» **AIM**:
Images should be left out, and everything else in the listing reproduced exactly.
=== GIVEN DATA ===
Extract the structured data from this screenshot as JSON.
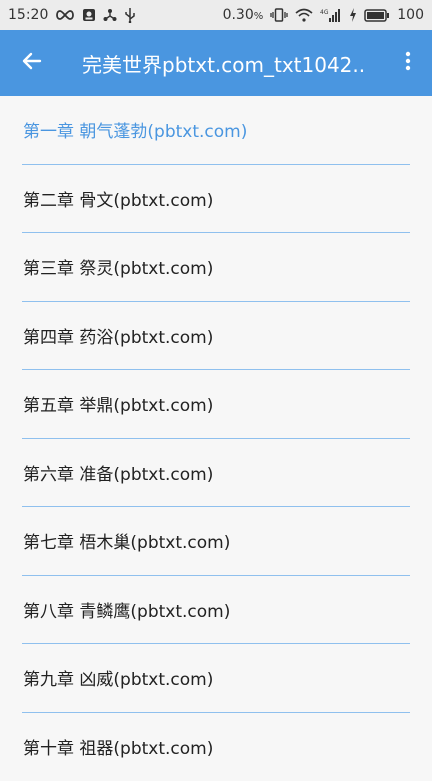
{
  "status_bar": {
    "time": "15:20",
    "speed": "0.30",
    "speed_unit": "%",
    "signal_tag": "4G",
    "battery": "100"
  },
  "app_bar": {
    "title": "完美世界pbtxt.com_txt1042.."
  },
  "chapters": [
    {
      "label": "第一章 朝气蓬勃(pbtxt.com)",
      "current": true
    },
    {
      "label": "第二章 骨文(pbtxt.com)"
    },
    {
      "label": "第三章 祭灵(pbtxt.com)"
    },
    {
      "label": "第四章 药浴(pbtxt.com)"
    },
    {
      "label": "第五章 举鼎(pbtxt.com)"
    },
    {
      "label": "第六章 准备(pbtxt.com)"
    },
    {
      "label": "第七章 梧木巢(pbtxt.com)"
    },
    {
      "label": "第八章 青鳞鹰(pbtxt.com)"
    },
    {
      "label": "第九章 凶威(pbtxt.com)"
    },
    {
      "label": "第十章 祖器(pbtxt.com)"
    }
  ],
  "colors": {
    "accent": "#4a96e0",
    "divider": "#8fc0ee",
    "background": "#f7f7f7"
  }
}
===
» **SOLVED PROBLEM**:
Extract the structured data from this screenshot as JSON.
{
  "status_bar": {
    "time": "15:20",
    "speed": "0.30",
    "speed_unit": "%",
    "signal_tag": "4G",
    "battery": "100"
  },
  "app_bar": {
    "title": "完美世界pbtxt.com_txt1042.."
  },
  "chapters": [
    {
      "label": "第一章 朝气蓬勃(pbtxt.com)",
      "current": true
    },
    {
      "label": "第二章 骨文(pbtxt.com)"
    },
    {
      "label": "第三章 祭灵(pbtxt.com)"
    },
    {
      "label": "第四章 药浴(pbtxt.com)"
    },
    {
      "label": "第五章 举鼎(pbtxt.com)"
    },
    {
      "label": "第六章 准备(pbtxt.com)"
    },
    {
      "label": "第七章 梧木巢(pbtxt.com)"
    },
    {
      "label": "第八章 青鳞鹰(pbtxt.com)"
    },
    {
      "label": "第九章 凶威(pbtxt.com)"
    },
    {
      "label": "第十章 祖器(pbtxt.com)"
    }
  ],
  "colors": {
    "accent": "#4a96e0",
    "divider": "#8fc0ee",
    "background": "#f7f7f7"
  }
}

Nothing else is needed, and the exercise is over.